▶ _DATA EXCERPTS_:
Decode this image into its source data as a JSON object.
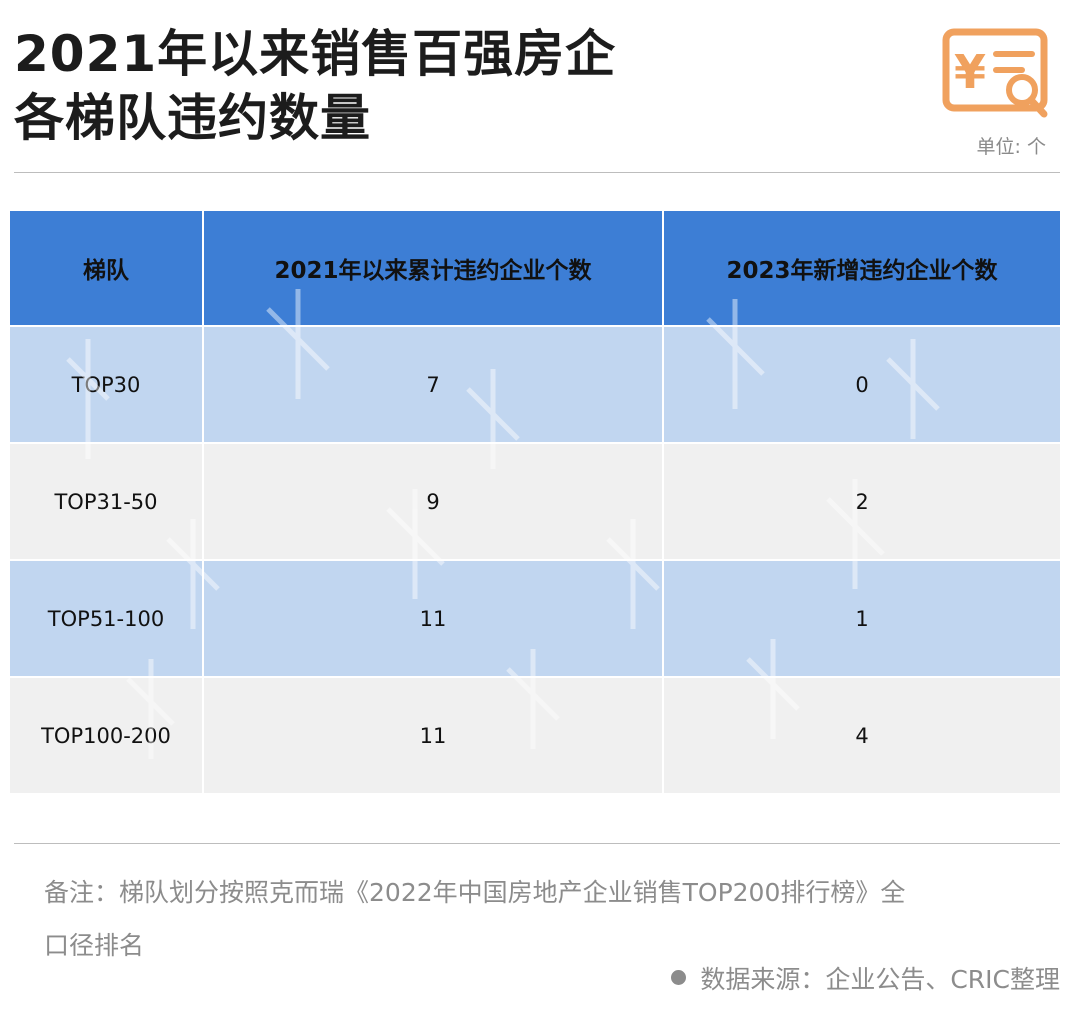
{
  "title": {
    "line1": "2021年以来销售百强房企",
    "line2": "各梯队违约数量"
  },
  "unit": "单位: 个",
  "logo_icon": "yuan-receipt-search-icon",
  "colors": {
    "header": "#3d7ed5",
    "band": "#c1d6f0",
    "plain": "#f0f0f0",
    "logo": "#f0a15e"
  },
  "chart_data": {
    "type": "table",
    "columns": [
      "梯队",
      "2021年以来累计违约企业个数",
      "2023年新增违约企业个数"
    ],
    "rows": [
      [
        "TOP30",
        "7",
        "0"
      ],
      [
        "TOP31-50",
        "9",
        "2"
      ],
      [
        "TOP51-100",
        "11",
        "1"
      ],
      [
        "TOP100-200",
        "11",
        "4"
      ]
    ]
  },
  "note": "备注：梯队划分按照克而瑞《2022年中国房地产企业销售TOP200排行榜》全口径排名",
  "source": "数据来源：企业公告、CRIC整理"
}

▶ _JOB_:
Except for the pictures, give all the material above again verbatim.

▶ _ANSWER TO THE EXERCISE_:
Decode this image into its source data as a JSON object.
{
  "title": {
    "line1": "2021年以来销售百强房企",
    "line2": "各梯队违约数量"
  },
  "unit": "单位: 个",
  "logo_icon": "yuan-receipt-search-icon",
  "colors": {
    "header": "#3d7ed5",
    "band": "#c1d6f0",
    "plain": "#f0f0f0",
    "logo": "#f0a15e"
  },
  "chart_data": {
    "type": "table",
    "columns": [
      "梯队",
      "2021年以来累计违约企业个数",
      "2023年新增违约企业个数"
    ],
    "rows": [
      [
        "TOP30",
        "7",
        "0"
      ],
      [
        "TOP31-50",
        "9",
        "2"
      ],
      [
        "TOP51-100",
        "11",
        "1"
      ],
      [
        "TOP100-200",
        "11",
        "4"
      ]
    ]
  },
  "note": "备注：梯队划分按照克而瑞《2022年中国房地产企业销售TOP200排行榜》全口径排名",
  "source": "数据来源：企业公告、CRIC整理"
}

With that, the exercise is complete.